Görevler:
a) Seçim sloganlarıyla ilgili yazıya göre aşağıdaki soruları yanıtlayınız.
(i) 1977 seçimlerinde kampanyasını yürütmesi için bir reklam ajansıyla anlaşan parti ve ajans hangileridir?
(ii) 1977 seçimlerini hangi parti kazanmıştır?
(iii) Tayyip Erdoğan, Menderes örneğini hatırlattığı grup toplantısı konuşmasını hangi tarihte yapmıştır?
b) Seçim sloganlarıyla ilgili yazıyı kaldığı yerden sürdürünüz.

Okuma Parçası:
——
25 Mart 2013 Pazartesi

YİNE YENİ YENİDEN: SEÇİM SLOGAN VE STRATEJİLERİ

Seçim sloganları belirli bir dönemi yansıtır mı? Yoksa, siyasi partiler konjonktür gereği daha önce kullanılmış sloganlardan yararlanabilirler mi? Türkiye’de seçim dönemlerinde eski sloganların, daha önce denenmiş seçim stratejilerinin tekrarını görmek çok yabancısı olmadığımız bir uygulama. 

Siyasal iletişim tarihimizin ilk profesyonel seçim kampanyası 1977 genel seçimlerinde yapıldı. İlk kez bu seçimlerde siyasi bir parti seçim kampanyasını profesyonel olarak yürütmesi için bir reklâm ajansı ile anlaşmıştı. Sözü geçen parti Adalet Partisi (AP), ajans Cenajans idi. 1977 seçimlerinin galibi CHP olsa bile, o dönem AP için hazırlanan bu ilk profesyonel seçim kampanyası siyasal iletişim tarihimizi öylesine etkilemiştir ki, o dönem kullanılan bir takım stratejiler günümüzde de seçim kampanyalarında aynen tekrarlanmaktadır. Siyasi partilerin 2007 seçim kampanyaları, bize merkez sağ partilerin eski seçim kampanyalarına bir yolculuk yaşatmaktaydı. Özellikle AKP’nin 2007 seçim kampanyasında kullandığı bir takım stratejiler, bu kampanyaları net bir şekilde hatırlatıyordu.

 Adalet ve Kalkınma Partisi’nin Merkez Sağ Mirasına Sahip Çıkma Eğilimi


2007 yılında daha seçim kampanyası başlamadan, AKP’nin Demokrat Parti geleneğine ve mirasına sahip çıkmaya çalıştığını gözlemlemek mümkündü. 2007 Cumhurbaşkanlığı krizinde Abdullah Gül’ün 6 Mayıs saat 18h00’de Cumhurbaşkanlığı adaylığından çekilirken yaptığı basın açıklamasını “Söz Milletin sözleriyle bitirmesi, 1950 seçimlerinde Demokrat Partinin kullandığı tarihi Yeter Söz Milletindir sloganını hatırlattı. Daha sonrasında Tayyip Erdoğan’ın da 16 Mayıs 2007’de grup toplantısında yaptığı konuşmasında Menderes örneğini hatırlatarak “Önce yeter, söz milletin süreci başlamıştı, şimdi de yeter, karar milletin diyoruz”[1] demesi, sloganın açıkça kullanıldığının bir deklarasyonuydu.
——
Sağlanan Bilgiler:
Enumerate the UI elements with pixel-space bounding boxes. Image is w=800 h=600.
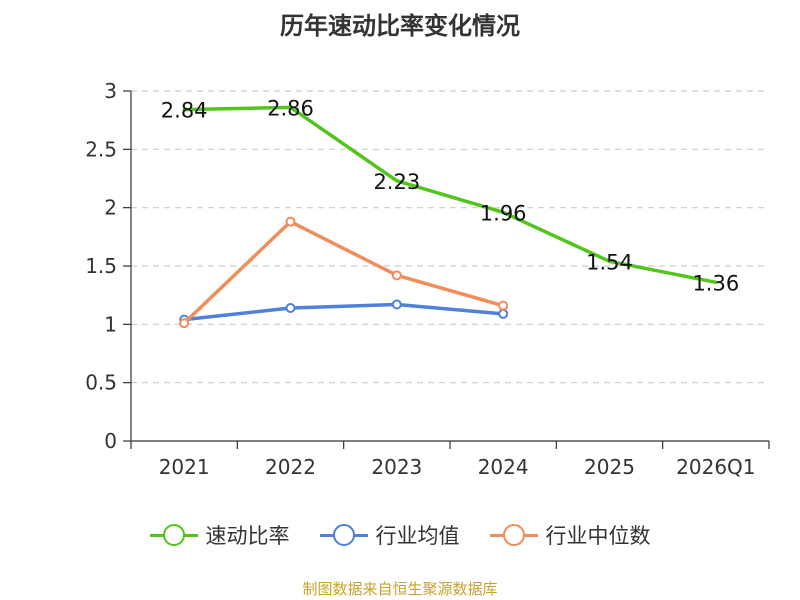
——
Alıştırma Yanıtları:
a)
(i) Adalet Partisi (AP) ve Cenajans
(ii) CHP
(iii) 16 Mayıs 2007

b)
AKP bununla da sınırlı kalmamış, kampanya döneminde  “Milletin Adamları” reklâm afişinde de “Onlar Atatürk’le perçinleşen millet sevgisinin simge isimleri. Onlar bu toprağın sesi, vicdanı, atılım ruhu. Onların yüreğinde millet, milletin yüreğinde onlar. Onlar; milletin adamları” metniyle beraber Tayyip Erdoğan’ın portre fotoğrafı Menderes ve Özal ile beraber kullanılmış, böylece Tayyip Erdoğan’ı merkez sağın efsane liderleriyle de özdeşleştirmeye çalışılarak yine bu mirasa sahip çıkılmaya çalışılmıştı.

Demokrat Parti sloganına sahip çıkan ilk parti AKP değildi aslında. Adalet ve Kalkınma Partisi bu sloganı kullanmadan seneler önce, 1999 Genel Seçimlerinde, Doğru Yol Partisi de “Yeter! Hak Milletin!” sloganıyla seçmen karşısına çıkmış ve Demokrat Parti geleneğine gönderme yapmıştı. İki kampanya arasında ortak nokta sadece benzer slogana gönderme yapmaları değil, aynı zamanda her iki kampanyanın da Erol Olçak’ın yönetimindeki Arter Ajans tarafından hazırlanmış olmasıydı.


Adalet ve Kalkınma Partisi Adalet Partisi Stratejisini mi Tekrarlıyor?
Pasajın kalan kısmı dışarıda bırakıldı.